WORK TO COMPLETE ▸ Please give these records again with every "toolbar-tool-icon" replaced by "toolbar-button-icon", keeping everything else unchanged and leaving out the pictures.

ROWS ▸
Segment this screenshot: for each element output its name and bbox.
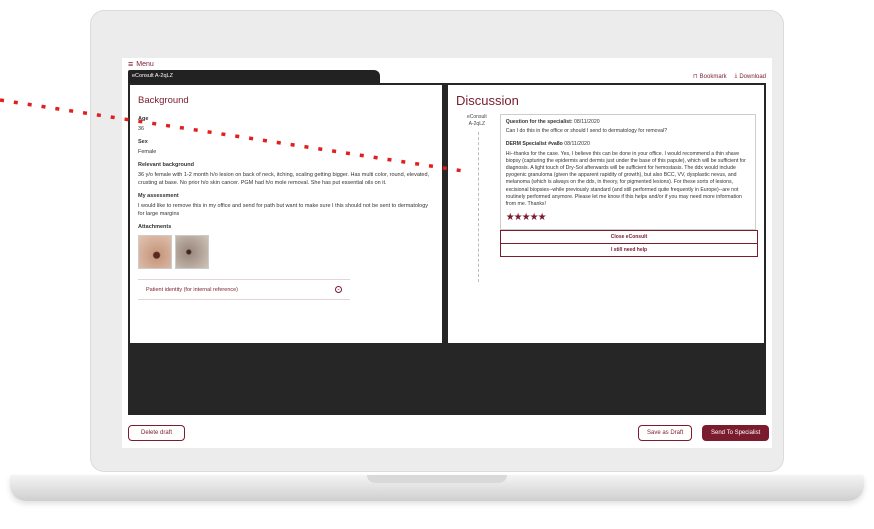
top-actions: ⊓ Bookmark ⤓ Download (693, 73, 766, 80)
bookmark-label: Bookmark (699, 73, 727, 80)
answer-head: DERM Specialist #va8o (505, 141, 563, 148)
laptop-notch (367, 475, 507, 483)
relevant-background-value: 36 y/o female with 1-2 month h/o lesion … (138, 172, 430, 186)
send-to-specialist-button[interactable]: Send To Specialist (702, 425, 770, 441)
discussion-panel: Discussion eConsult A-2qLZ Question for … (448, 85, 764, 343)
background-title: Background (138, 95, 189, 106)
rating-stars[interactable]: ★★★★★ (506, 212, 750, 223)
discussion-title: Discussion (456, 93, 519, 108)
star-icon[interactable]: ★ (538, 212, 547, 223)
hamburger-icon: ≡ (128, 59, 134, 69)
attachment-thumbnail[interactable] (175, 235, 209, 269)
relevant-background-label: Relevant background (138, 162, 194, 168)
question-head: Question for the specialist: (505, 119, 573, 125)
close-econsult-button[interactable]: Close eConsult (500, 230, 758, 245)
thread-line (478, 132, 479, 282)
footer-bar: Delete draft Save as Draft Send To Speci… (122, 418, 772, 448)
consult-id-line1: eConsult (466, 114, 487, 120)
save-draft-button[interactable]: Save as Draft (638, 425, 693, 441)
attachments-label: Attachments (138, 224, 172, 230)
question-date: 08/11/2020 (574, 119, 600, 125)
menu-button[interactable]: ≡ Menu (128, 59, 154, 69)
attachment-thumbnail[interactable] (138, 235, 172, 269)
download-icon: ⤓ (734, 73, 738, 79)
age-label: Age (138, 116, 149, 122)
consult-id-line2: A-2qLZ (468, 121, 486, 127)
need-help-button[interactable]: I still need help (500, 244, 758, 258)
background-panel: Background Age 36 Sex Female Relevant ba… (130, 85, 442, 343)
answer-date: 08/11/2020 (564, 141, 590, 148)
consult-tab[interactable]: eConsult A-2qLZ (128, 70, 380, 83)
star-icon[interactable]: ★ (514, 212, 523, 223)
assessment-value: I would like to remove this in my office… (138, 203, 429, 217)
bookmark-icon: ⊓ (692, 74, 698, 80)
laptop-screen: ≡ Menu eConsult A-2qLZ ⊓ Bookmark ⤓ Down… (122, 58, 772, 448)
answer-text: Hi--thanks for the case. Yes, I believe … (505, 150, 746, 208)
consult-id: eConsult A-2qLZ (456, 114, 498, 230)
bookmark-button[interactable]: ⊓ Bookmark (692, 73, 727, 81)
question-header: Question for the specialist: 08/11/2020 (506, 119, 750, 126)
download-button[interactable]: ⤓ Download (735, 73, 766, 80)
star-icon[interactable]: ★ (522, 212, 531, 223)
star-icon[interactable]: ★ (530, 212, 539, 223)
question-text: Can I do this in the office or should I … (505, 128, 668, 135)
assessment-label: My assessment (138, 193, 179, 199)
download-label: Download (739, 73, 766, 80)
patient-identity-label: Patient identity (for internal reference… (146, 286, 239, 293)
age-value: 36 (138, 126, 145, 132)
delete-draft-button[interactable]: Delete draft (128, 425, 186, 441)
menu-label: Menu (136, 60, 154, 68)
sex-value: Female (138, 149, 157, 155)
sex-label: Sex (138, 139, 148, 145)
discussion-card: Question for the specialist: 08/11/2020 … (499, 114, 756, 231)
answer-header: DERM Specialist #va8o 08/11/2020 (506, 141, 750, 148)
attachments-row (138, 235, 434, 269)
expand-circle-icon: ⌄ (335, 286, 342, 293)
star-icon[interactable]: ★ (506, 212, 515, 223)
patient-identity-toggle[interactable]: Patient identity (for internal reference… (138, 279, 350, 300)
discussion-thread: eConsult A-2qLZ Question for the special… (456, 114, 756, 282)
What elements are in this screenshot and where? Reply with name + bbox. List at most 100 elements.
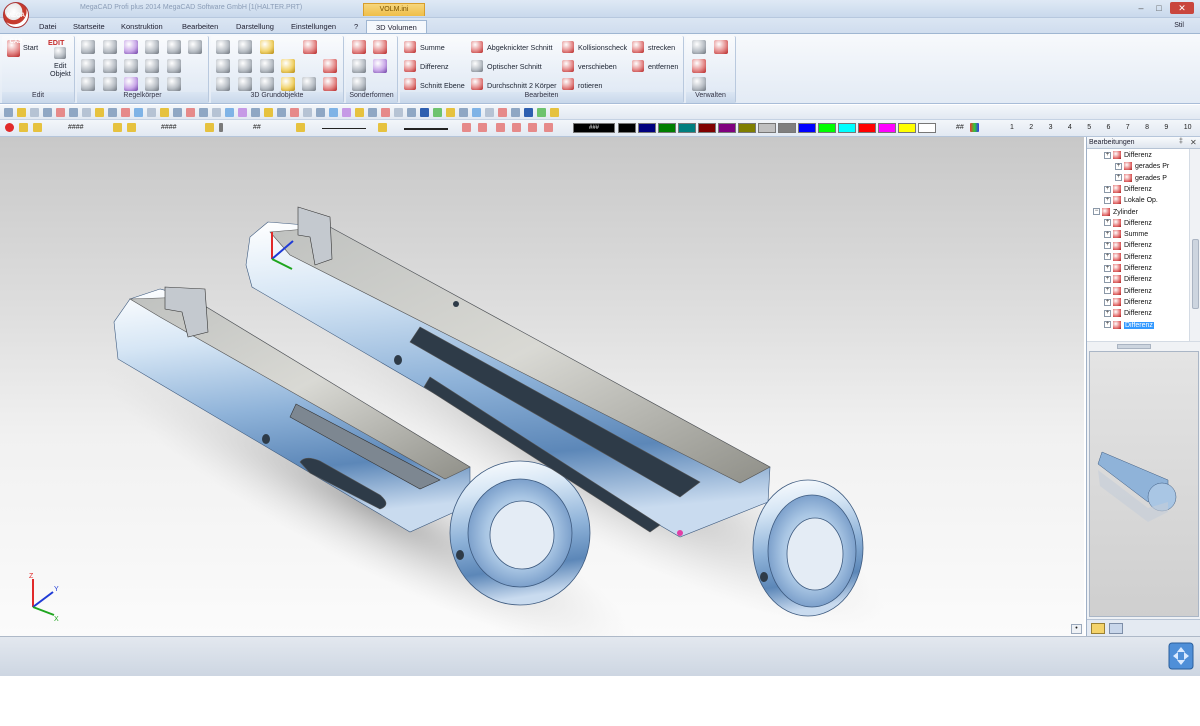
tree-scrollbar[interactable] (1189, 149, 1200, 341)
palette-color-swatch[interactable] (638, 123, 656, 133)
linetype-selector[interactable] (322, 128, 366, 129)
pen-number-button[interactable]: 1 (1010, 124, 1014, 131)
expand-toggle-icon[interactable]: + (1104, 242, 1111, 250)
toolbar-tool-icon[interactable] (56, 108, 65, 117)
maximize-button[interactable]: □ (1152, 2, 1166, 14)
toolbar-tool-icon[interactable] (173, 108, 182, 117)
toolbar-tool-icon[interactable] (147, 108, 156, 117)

WRITTEN RESPONSE ▸
Segment this screenshot: for each element output its name and bbox.
top-actions: ⊓ Bookmark ⤓ Download (693, 73, 766, 80)
bookmark-label: Bookmark (699, 73, 727, 80)
answer-head: DERM Specialist #va8o (505, 141, 563, 148)
laptop-notch (367, 475, 507, 483)
relevant-background-value: 36 y/o female with 1-2 month h/o lesion … (138, 172, 430, 186)
send-to-specialist-button[interactable]: Send To Specialist (702, 425, 770, 441)
discussion-panel: Discussion eConsult A-2qLZ Question for … (448, 85, 764, 343)
background-title: Background (138, 95, 189, 106)
rating-stars[interactable]: ★★★★★ (506, 212, 750, 223)
discussion-title: Discussion (456, 93, 519, 108)
star-icon[interactable]: ★ (538, 212, 547, 223)
hamburger-icon: ≡ (128, 59, 134, 69)
attachment-thumbnail[interactable] (175, 235, 209, 269)
relevant-background-label: Relevant background (138, 162, 194, 168)
question-head: Question for the specialist: (505, 119, 573, 125)
close-econsult-button[interactable]: Close eConsult (500, 230, 758, 245)
thread-line (478, 132, 479, 282)
footer-bar: Delete draft Save as Draft Send To Speci… (122, 418, 772, 448)
consult-id-line1: eConsult (466, 114, 487, 120)
save-draft-button[interactable]: Save as Draft (638, 425, 693, 441)
attachments-label: Attachments (138, 224, 172, 230)
question-date: 08/11/2020 (574, 119, 600, 125)
menu-button[interactable]: ≡ Menu (128, 59, 154, 69)
attachment-thumbnail[interactable] (138, 235, 172, 269)
download-icon: ⤓ (734, 73, 738, 79)
age-label: Age (138, 116, 149, 122)
consult-id-line2: A-2qLZ (468, 121, 486, 127)
need-help-button[interactable]: I still need help (500, 244, 758, 258)
background-panel: Background Age 36 Sex Female Relevant ba… (130, 85, 442, 343)
answer-date: 08/11/2020 (564, 141, 590, 148)
consult-tab[interactable]: eConsult A-2qLZ (128, 70, 380, 83)
star-icon[interactable]: ★ (514, 212, 523, 223)
assessment-value: I would like to remove this in my office… (138, 203, 429, 217)
bookmark-icon: ⊓ (692, 74, 698, 80)
laptop-screen: ≡ Menu eConsult A-2qLZ ⊓ Bookmark ⤓ Down… (122, 58, 772, 448)
answer-text: Hi--thanks for the case. Yes, I believe … (505, 150, 746, 208)
consult-id: eConsult A-2qLZ (456, 114, 498, 230)
bookmark-button[interactable]: ⊓ Bookmark (692, 73, 727, 81)
question-header: Question for the specialist: 08/11/2020 (506, 119, 750, 126)
download-button[interactable]: ⤓ Download (735, 73, 766, 80)
star-icon[interactable]: ★ (522, 212, 531, 223)
star-icon[interactable]: ★ (530, 212, 539, 223)
question-text: Can I do this in the office or should I … (505, 128, 668, 135)
assessment-label: My assessment (138, 193, 179, 199)
download-label: Download (739, 73, 766, 80)
patient-identity-label: Patient identity (for internal reference… (146, 286, 239, 293)
age-value: 36 (138, 126, 145, 132)
delete-draft-button[interactable]: Delete draft (128, 425, 186, 441)
menu-label: Menu (136, 60, 154, 68)
sex-value: Female (138, 149, 157, 155)
sex-label: Sex (138, 139, 148, 145)
discussion-card: Question for the specialist: 08/11/2020 … (499, 114, 756, 231)
answer-header: DERM Specialist #va8o 08/11/2020 (506, 141, 750, 148)
attachments-row (138, 235, 434, 269)
expand-circle-icon: ⌄ (335, 286, 342, 293)
star-icon[interactable]: ★ (506, 212, 515, 223)
patient-identity-toggle[interactable]: Patient identity (for internal reference… (138, 279, 350, 300)
discussion-thread: eConsult A-2qLZ Question for the special… (456, 114, 756, 282)
What elements are in this screenshot and where? Reply with name + bbox. List at most 100 elements.
tree-scrollbar[interactable] (1189, 149, 1200, 341)
palette-color-swatch[interactable] (638, 123, 656, 133)
linetype-selector[interactable] (322, 128, 366, 129)
pen-number-button[interactable]: 1 (1010, 124, 1014, 131)
expand-toggle-icon[interactable]: + (1104, 242, 1111, 250)
toolbar-button-icon[interactable] (56, 108, 65, 117)
maximize-button[interactable]: □ (1152, 2, 1166, 14)
toolbar-button-icon[interactable] (173, 108, 182, 117)
toolbar-button-icon[interactable] (147, 108, 156, 117)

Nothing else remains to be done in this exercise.